▶ Required task
Return each line of the records holding the string "JSON".

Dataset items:
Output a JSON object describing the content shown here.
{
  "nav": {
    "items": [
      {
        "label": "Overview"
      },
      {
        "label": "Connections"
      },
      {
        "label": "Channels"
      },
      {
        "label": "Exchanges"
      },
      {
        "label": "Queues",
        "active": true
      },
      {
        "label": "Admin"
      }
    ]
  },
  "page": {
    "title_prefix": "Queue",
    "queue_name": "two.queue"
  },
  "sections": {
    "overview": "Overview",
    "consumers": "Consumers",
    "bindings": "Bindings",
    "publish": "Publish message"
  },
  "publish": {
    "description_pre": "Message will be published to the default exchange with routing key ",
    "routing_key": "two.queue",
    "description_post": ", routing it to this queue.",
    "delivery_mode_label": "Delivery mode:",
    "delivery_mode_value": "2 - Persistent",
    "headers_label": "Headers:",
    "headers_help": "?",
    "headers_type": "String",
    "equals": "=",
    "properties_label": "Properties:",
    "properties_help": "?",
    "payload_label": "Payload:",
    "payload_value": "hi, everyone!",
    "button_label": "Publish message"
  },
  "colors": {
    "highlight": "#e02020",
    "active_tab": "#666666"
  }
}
--
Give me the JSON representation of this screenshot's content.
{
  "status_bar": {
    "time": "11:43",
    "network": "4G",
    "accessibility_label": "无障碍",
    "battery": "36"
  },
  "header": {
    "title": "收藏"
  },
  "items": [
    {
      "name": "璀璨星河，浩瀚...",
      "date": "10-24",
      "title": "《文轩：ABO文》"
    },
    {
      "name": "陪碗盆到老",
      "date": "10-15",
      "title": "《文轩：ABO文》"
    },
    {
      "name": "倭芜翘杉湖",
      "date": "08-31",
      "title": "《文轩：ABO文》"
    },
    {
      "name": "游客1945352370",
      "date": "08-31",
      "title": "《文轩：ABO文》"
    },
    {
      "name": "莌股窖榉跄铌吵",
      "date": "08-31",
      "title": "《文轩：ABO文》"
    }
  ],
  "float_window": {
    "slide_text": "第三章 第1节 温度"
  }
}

▶ Output of the task
Output a JSON object describing the content shown here.
Give me the JSON representation of this screenshot's content.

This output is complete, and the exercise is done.